Stated problem: Lines containing the word "classique" should be extracted in full.
----------
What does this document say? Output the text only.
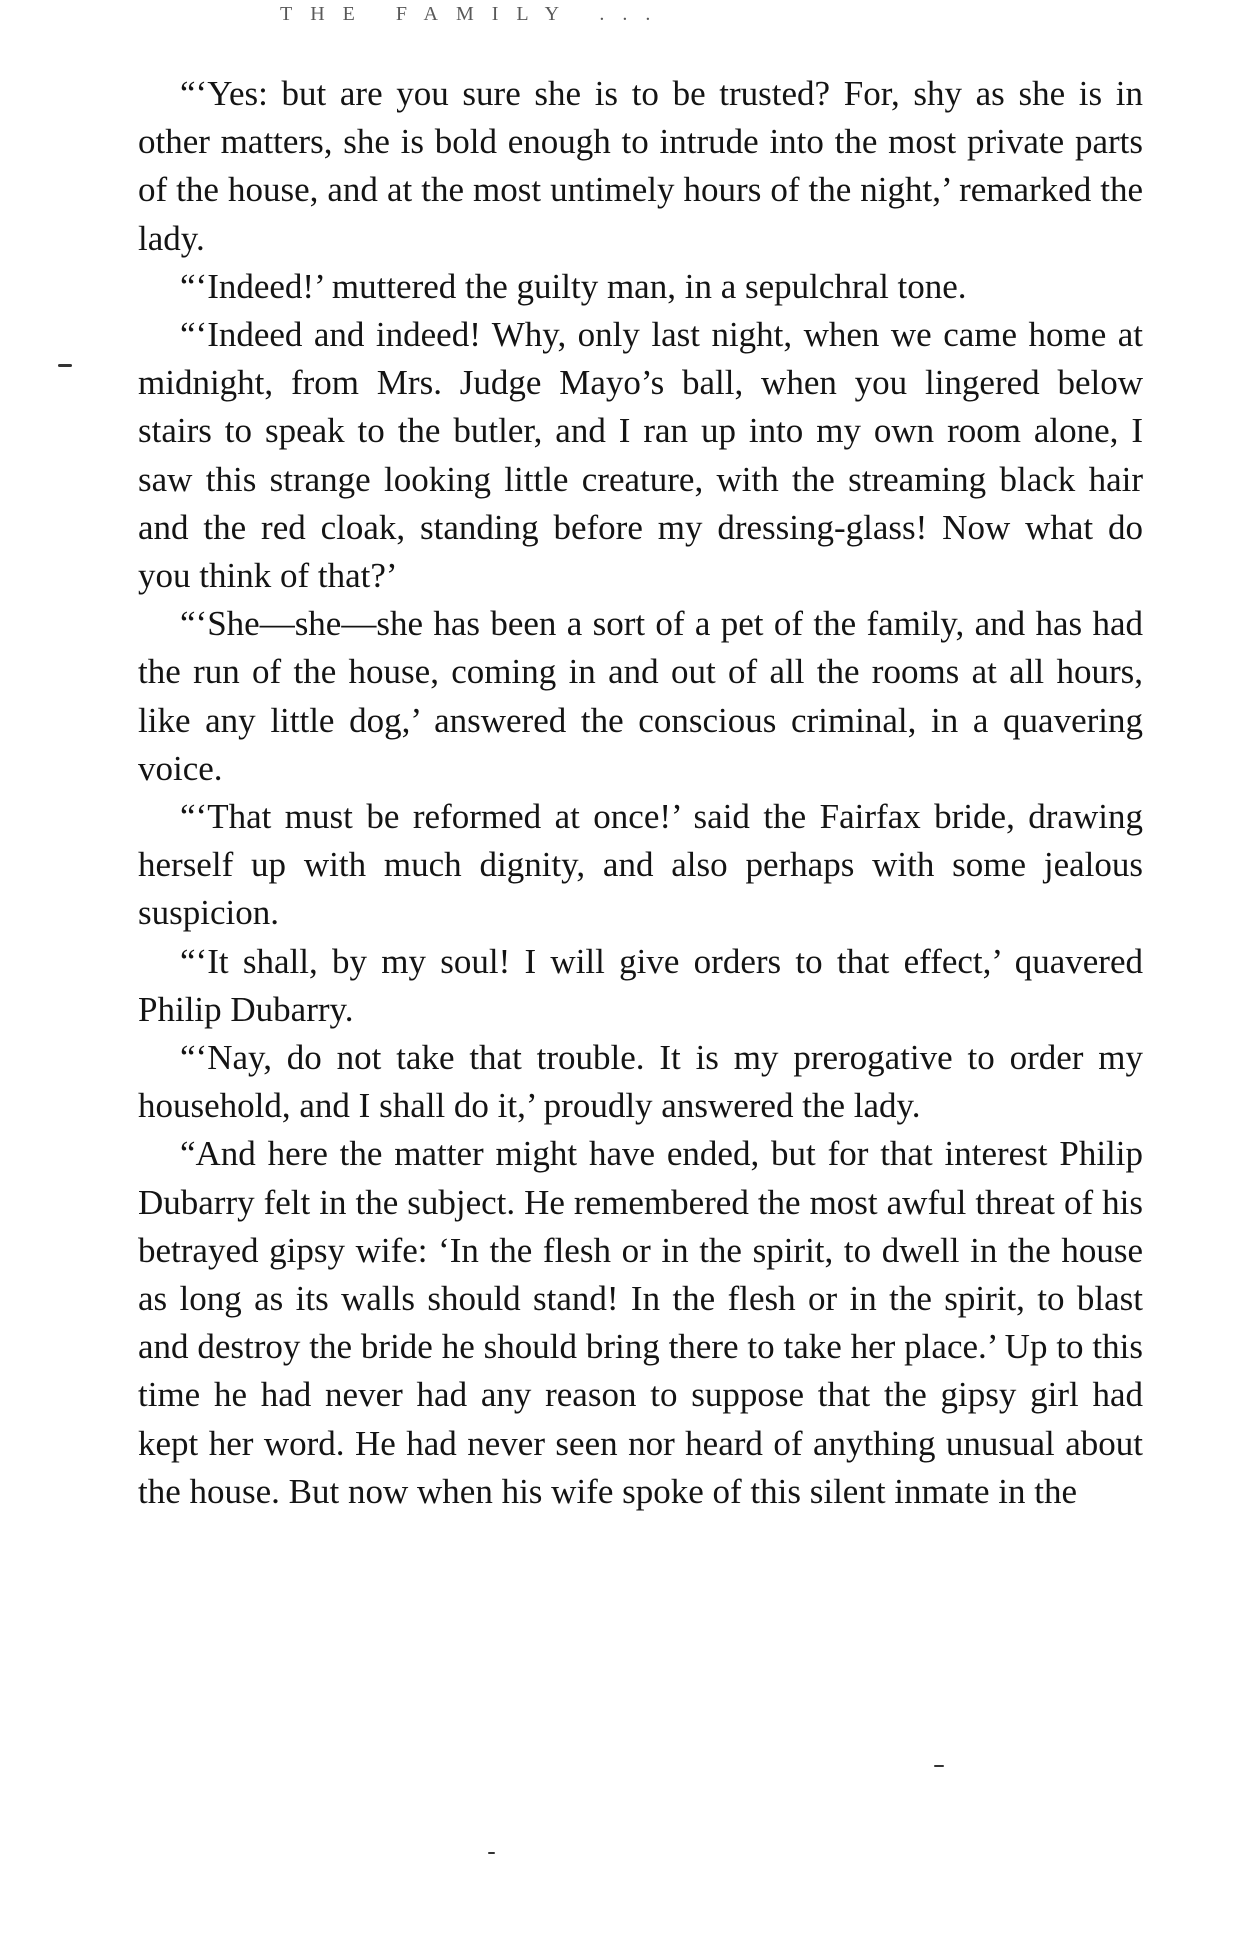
THE FAMILY ...

“‘Yes: but are you sure she is to be trusted? For, shy as she is in other matters, she is bold enough to intrude into the most private parts of the house, and at the most untimely hours of the night,’ remarked the lady.

“‘Indeed!’ muttered the guilty man, in a sepulchral tone.

“‘Indeed and indeed! Why, only last night, when we came home at midnight, from Mrs. Judge Mayo’s ball, when you lingered below stairs to speak to the butler, and I ran up into my own room alone, I saw this strange looking little creature, with the streaming black hair and the red cloak, standing before my dressing-glass! Now what do you think of that?’

“‘She—she—she has been a sort of a pet of the family, and has had the run of the house, coming in and out of all the rooms at all hours, like any little dog,’ answered the conscious criminal, in a quavering voice.

“‘That must be reformed at once!’ said the Fairfax bride, drawing herself up with much dignity, and also perhaps with some jealous suspicion.

“‘It shall, by my soul! I will give orders to that effect,’ quavered Philip Dubarry.

“‘Nay, do not take that trouble. It is my prerogative to order my household, and I shall do it,’ proudly answered the lady.

“And here the matter might have ended, but for that interest Philip Dubarry felt in the subject. He remembered the most awful threat of his betrayed gipsy wife: ‘In the flesh or in the spirit, to dwell in the house as long as its walls should stand! In the flesh or in the spirit, to blast and destroy the bride he should bring there to take her place.’ Up to this time he had never had any reason to suppose that the gipsy girl had kept her word. He had never seen nor heard of anything unusual about the house. But now when his wife spoke of this silent inmate in the
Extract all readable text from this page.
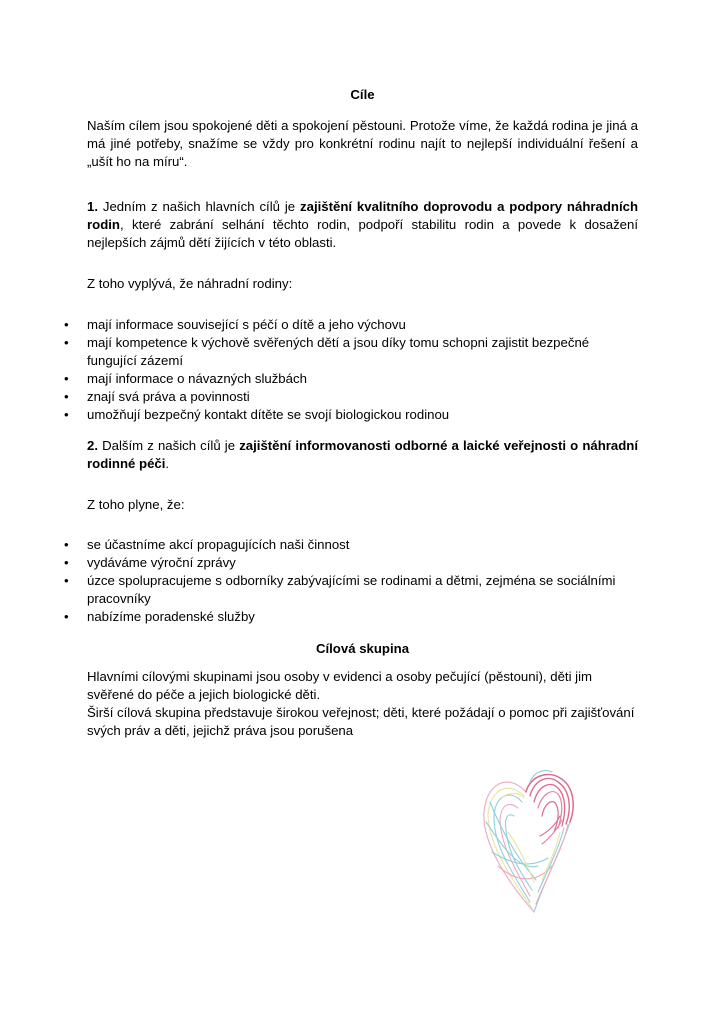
Cíle

Naším cílem jsou spokojené děti a spokojení pěstouni. Protože víme, že každá rodina je jiná a má jiné potřeby, snažíme se vždy pro konkrétní rodinu najít to nejlepší individuální řešení a „ušít ho na míru“.

1. Jedním z našich hlavních cílů je zajištění kvalitního doprovodu a podpory náhradních rodin, které zabrání selhání těchto rodin, podpoří stabilitu rodin a povede k dosažení nejlepších zájmů dětí žijících v této oblasti.

Z toho vyplývá, že náhradní rodiny:

• mají informace související s péčí o dítě a jeho výchovu
• mají kompetence k výchově svěřených dětí a jsou díky tomu schopni zajistit bezpečné fungující zázemí
• mají informace o návazných službách
• znají svá práva a povinnosti
• umožňují bezpečný kontakt dítěte se svojí biologickou rodinou

2. Dalším z našich cílů je zajištění informovanosti odborné a laické veřejnosti o náhradní rodinné péči.

Z toho plyne, že:

• se účastníme akcí propagujících naši činnost
• vydáváme výroční zprávy
• úzce spolupracujeme s odborníky zabývajícími se rodinami a dětmi, zejména se sociálními pracovníky
• nabízíme poradenské služby
Cílová skupina

Hlavními cílovými skupinami jsou osoby v evidenci a osoby pečující (pěstouni), děti jim svěřené do péče a jejich biologické děti.

Širší cílová skupina představuje širokou veřejnost; děti, které požádají o pomoc při zajišťování svých práv a děti, jejichž práva jsou porušena
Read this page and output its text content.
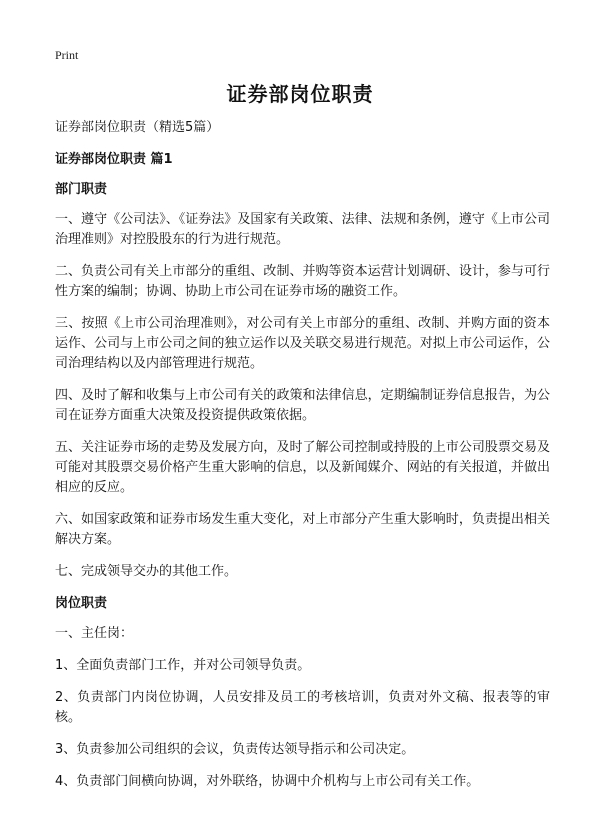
Print
证券部岗位职责
证券部岗位职责（精选5篇）
证券部岗位职责 篇1
部门职责

一、遵守《公司法》、《证券法》及国家有关政策、法律、法规和条例，遵守《上市公司治理准则》对控股股东的行为进行规范。

二、负责公司有关上市部分的重组、改制、并购等资本运营计划调研、设计，参与可行性方案的编制；协调、协助上市公司在证券市场的融资工作。

三、按照《上市公司治理准则》，对公司有关上市部分的重组、改制、并购方面的资本运作、公司与上市公司之间的独立运作以及关联交易进行规范。对拟上市公司运作，公司治理结构以及内部管理进行规范。

四、及时了解和收集与上市公司有关的政策和法律信息，定期编制证券信息报告，为公司在证券方面重大决策及投资提供政策依据。

五、关注证券市场的走势及发展方向，及时了解公司控制或持股的上市公司股票交易及可能对其股票交易价格产生重大影响的信息，以及新闻媒介、网站的有关报道，并做出相应的反应。

六、如国家政策和证券市场发生重大变化，对上市部分产生重大影响时，负责提出相关解决方案。

七、完成领导交办的其他工作。

岗位职责

一、主任岗：

1、全面负责部门工作，并对公司领导负责。

2、负责部门内岗位协调，人员安排及员工的考核培训，负责对外文稿、报表等的审核。

3、负责参加公司组织的会议，负责传达领导指示和公司决定。

4、负责部门间横向协调，对外联络，协调中介机构与上市公司有关工作。
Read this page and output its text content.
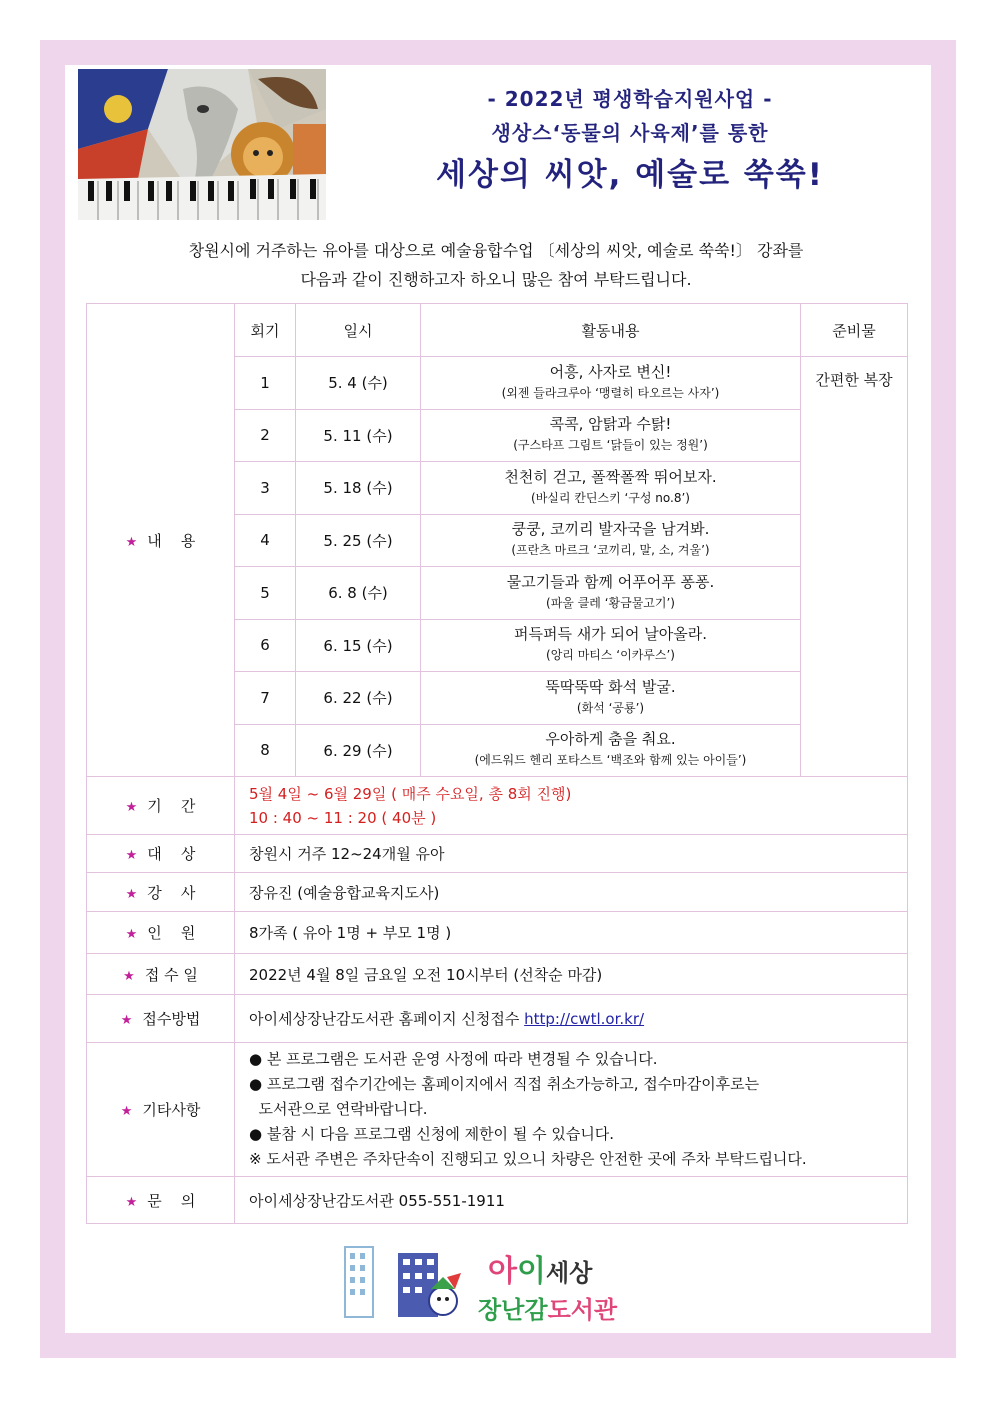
- 2022년 평생학습지원사업 -
생상스‘동물의 사육제’를 통한
세상의 씨앗, 예술로 쑥쑥!
창원시에 거주하는 유아를 대상으로 예술융합수업 〔세상의 씨앗, 예술로 쑥쑥!〕 강좌를
다음과 같이 진행하고자 하오니 많은 참여 부탁드립니다.
★ 내    용	회기	일시	활동내용	준비물
	1	5. 4 (수)	어흥, 사자로 변신!
(외젠 들라크루아 ‘맹렬히 타오르는 사자’)	간편한 복장
	2	5. 11 (수)	콕콕, 암탉과 수탉!
(구스타프 그림트 ‘닭들이 있는 정원’)	

	3	5. 18 (수)	천천히 걷고, 폴짝폴짝 뛰어보자.
(바실리 칸딘스키 ‘구성 no.8’)	

	4	5. 25 (수)	쿵쿵, 코끼리 발자국을 남겨봐.
(프란츠 마르크 ‘코끼리, 말, 소, 겨울’)	

	5	6. 8 (수)	물고기들과 함께 어푸어푸 퐁퐁.
(파울 클레 ‘황금물고기’)	

	6	6. 15 (수)	퍼득퍼득 새가 되어 날아올라.
(앙리 마티스 ‘이카루스’)	

	7	6. 22 (수)	뚝딱뚝딱 화석 발굴.
(화석 ‘공룡’)	

	8	6. 29 (수)	우아하게 춤을 춰요.
(에드워드 헨리 포타스트 ‘백조와 함께 있는 아이들’)	

★ 기    간	5월 4일 ~ 6월 29일 ( 매주 수요일, 총 8회 진행)
10 : 40 ~ 11 : 20 ( 40분 )			

★ 대    상	창원시 거주 12~24개월 유아			
★ 강    사	장유진 (예술융합교육지도사)			
★ 인    원	8가족 ( 유아 1명 + 부모 1명 )			
★ 접 수 일	2022년 4월 8일 금요일 오전 10시부터 (선착순 마감)			
★ 접수방법	아이세상장난감도서관 홈페이지 신청접수 http://cwtl.or.kr/			
★ 기타사항	● 본 프로그램은 도서관 운영 사정에 따라 변경될 수 있습니다.
● 프로그램 접수기간에는 홈페이지에서 직접 취소가능하고, 접수마감이후로는
도서관으로 연락바랍니다.
● 불참 시 다음 프로그램 신청에 제한이 될 수 있습니다.
※ 도서관 주변은 주차단속이 진행되고 있으니 차량은 안전한 곳에 주차 부탁드립니다.			

★ 문    의	아이세상장난감도서관 055-551-1911			
아이세상
장난감도서관
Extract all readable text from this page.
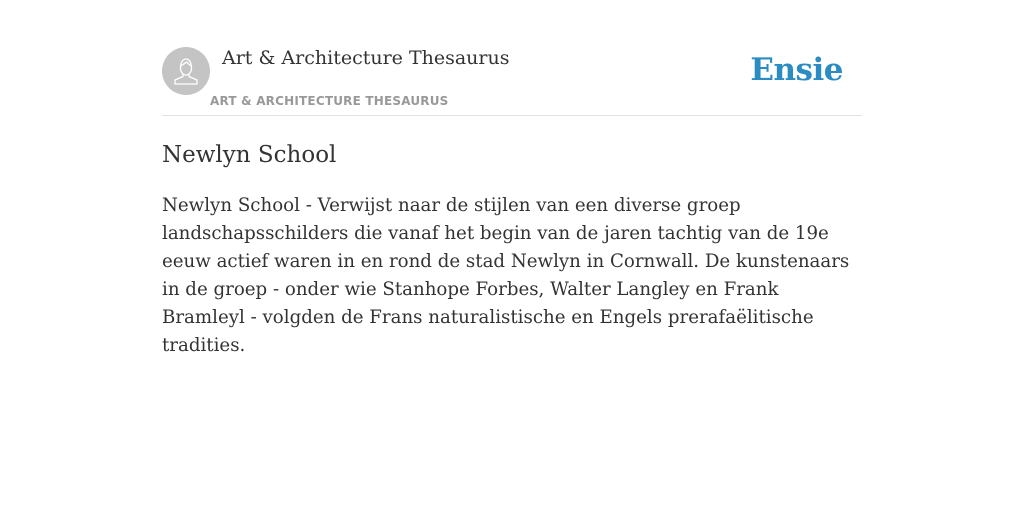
Art & Architecture Thesaurus
ART & ARCHITECTURE THESAURUS
Ensie
Newlyn School

Newlyn School - Verwijst naar de stijlen van een diverse groep landschapsschilders die vanaf het begin van de jaren tachtig van de 19e eeuw actief waren in en rond de stad Newlyn in Cornwall. De kunstenaars in de groep - onder wie Stanhope Forbes, Walter Langley en Frank Bramleyl - volgden de Frans naturalistische en Engels prerafaëlitische tradities.
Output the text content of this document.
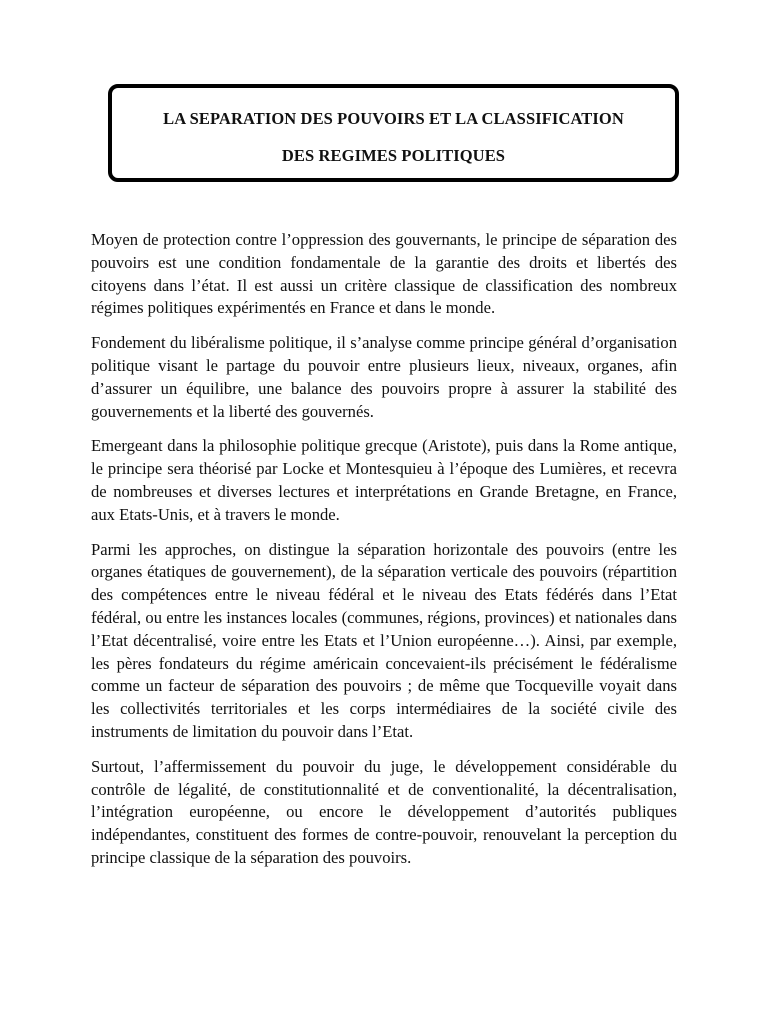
LA SEPARATION DES POUVOIRS ET LA CLASSIFICATION
DES REGIMES POLITIQUES

Moyen de protection contre l’oppression des gouvernants, le principe de séparation des pouvoirs est une condition fondamentale de la garantie des droits et libertés des citoyens dans l’état. Il est aussi un critère classique de classification des nombreux régimes politiques expérimentés en France et dans le monde.

Fondement du libéralisme politique, il s’analyse comme principe général d’organisation politique visant le partage du pouvoir entre plusieurs lieux, niveaux, organes, afin d’assurer un équilibre, une balance des pouvoirs propre à assurer la stabilité des gouvernements et la liberté des gouvernés.

Emergeant dans la philosophie politique grecque (Aristote), puis dans la Rome antique, le principe sera théorisé par Locke et Montesquieu à l’époque des Lumières, et recevra de nombreuses et diverses lectures et interprétations en Grande Bretagne, en France, aux Etats-Unis, et à travers le monde.

Parmi les approches, on distingue la séparation horizontale des pouvoirs (entre les organes étatiques de gouvernement), de la séparation verticale des pouvoirs (répartition des compétences entre le niveau fédéral et le niveau des Etats fédérés dans l’Etat fédéral, ou entre les instances locales (communes, régions, provinces) et nationales dans l’Etat décentralisé, voire entre les Etats et l’Union européenne…). Ainsi, par exemple, les pères fondateurs du régime américain concevaient-ils précisément le fédéralisme comme un facteur de séparation des pouvoirs ; de même que Tocqueville voyait dans les collectivités territoriales et les corps intermédiaires de la société civile des instruments de limitation du pouvoir dans l’Etat.

Surtout, l’affermissement du pouvoir du juge, le développement considérable du contrôle de légalité, de constitutionnalité et de conventionalité, la décentralisation, l’intégration européenne, ou encore le développement d’autorités publiques indépendantes, constituent des formes de contre-pouvoir, renouvelant la perception du principe classique de la séparation des pouvoirs.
----------
Result of this task:
Moyen de protection contre l’oppression des gouvernants, le principe de séparation des pouvoirs est une condition fondamentale de la garantie des droits et libertés des citoyens dans l’état. Il est aussi un critère classique de classification des nombreux régimes politiques expérimentés en France et dans le monde.
Surtout, l’affermissement du pouvoir du juge, le développement considérable du contrôle de légalité, de constitutionnalité et de conventionalité, la décentralisation, l’intégration européenne, ou encore le développement d’autorités publiques indépendantes, constituent des formes de contre-pouvoir, renouvelant la perception du principe classique de la séparation des pouvoirs.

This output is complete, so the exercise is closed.